-- START OF Task data --

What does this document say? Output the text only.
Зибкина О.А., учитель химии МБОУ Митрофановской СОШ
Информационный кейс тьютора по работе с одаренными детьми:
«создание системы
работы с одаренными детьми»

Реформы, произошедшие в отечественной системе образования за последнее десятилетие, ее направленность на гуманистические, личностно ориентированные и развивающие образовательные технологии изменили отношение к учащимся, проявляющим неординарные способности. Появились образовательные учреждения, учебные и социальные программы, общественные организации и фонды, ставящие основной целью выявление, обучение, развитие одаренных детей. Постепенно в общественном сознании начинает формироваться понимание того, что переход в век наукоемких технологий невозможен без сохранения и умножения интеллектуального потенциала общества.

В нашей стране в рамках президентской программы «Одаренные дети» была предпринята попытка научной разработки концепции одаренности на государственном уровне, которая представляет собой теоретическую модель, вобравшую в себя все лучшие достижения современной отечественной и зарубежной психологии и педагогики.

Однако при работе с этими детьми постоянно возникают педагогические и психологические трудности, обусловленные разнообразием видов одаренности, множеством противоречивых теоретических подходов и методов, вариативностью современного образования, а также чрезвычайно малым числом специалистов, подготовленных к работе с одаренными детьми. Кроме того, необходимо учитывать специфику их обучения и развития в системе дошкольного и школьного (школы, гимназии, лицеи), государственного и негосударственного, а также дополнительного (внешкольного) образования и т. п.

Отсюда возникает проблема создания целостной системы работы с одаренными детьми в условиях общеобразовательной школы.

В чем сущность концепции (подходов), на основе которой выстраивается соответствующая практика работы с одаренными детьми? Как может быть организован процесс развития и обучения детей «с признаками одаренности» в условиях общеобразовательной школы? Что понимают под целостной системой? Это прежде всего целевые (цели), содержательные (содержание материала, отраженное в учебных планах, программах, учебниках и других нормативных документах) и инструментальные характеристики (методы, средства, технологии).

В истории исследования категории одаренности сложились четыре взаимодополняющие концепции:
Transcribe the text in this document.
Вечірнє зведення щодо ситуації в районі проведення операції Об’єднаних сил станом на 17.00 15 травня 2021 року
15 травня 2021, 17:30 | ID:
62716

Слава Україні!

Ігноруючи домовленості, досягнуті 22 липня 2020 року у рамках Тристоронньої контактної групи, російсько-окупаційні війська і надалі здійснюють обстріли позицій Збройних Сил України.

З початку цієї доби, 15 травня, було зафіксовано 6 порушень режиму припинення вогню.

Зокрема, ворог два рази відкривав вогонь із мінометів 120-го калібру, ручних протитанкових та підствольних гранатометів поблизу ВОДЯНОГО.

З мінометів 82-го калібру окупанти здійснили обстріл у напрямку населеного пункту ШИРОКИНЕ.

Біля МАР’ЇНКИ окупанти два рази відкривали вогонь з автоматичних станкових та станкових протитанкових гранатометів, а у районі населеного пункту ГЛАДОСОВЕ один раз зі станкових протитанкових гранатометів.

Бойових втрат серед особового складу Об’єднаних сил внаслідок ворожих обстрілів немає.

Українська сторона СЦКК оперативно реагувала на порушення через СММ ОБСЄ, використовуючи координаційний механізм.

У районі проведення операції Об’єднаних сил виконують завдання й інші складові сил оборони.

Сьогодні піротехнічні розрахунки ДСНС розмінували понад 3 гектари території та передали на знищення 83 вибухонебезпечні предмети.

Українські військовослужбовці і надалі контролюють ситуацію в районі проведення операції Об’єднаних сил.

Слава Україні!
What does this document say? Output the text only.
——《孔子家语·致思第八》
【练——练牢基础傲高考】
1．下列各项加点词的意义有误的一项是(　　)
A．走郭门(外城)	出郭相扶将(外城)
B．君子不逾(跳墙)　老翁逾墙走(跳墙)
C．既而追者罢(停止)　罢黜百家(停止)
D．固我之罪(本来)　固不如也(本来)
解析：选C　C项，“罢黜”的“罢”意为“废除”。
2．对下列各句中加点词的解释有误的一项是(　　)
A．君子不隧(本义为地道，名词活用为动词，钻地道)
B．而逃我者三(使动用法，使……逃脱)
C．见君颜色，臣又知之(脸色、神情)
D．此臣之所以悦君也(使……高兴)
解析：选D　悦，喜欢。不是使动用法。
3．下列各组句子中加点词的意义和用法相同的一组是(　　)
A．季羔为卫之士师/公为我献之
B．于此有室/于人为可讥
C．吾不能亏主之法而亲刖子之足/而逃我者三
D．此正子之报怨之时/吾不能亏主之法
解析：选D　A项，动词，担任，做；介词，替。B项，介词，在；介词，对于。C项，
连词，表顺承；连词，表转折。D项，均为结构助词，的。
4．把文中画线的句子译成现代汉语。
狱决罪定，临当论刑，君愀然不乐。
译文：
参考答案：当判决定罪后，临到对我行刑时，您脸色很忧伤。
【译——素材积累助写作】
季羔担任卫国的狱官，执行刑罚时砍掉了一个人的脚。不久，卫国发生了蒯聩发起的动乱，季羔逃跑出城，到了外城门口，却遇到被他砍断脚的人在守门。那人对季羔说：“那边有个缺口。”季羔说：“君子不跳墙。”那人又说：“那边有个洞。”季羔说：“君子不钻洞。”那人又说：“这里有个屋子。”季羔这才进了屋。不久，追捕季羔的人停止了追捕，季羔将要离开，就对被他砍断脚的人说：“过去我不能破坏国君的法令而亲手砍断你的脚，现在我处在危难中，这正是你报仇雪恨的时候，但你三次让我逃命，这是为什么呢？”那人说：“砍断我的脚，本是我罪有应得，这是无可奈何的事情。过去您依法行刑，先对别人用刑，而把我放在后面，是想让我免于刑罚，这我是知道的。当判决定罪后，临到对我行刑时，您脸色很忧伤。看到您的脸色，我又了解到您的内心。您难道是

-- END OF Task data --

__Stated exercise__. Pull out each line holding the string "калібру".

__Task solution__.
Зокрема, ворог два рази відкривав вогонь із мінометів 120-го калібру, ручних протитанкових та підствольних гранатометів поблизу ВОДЯНОГО.
З мінометів 82-го калібру окупанти здійснили обстріл у напрямку населеного пункту ШИРОКИНЕ.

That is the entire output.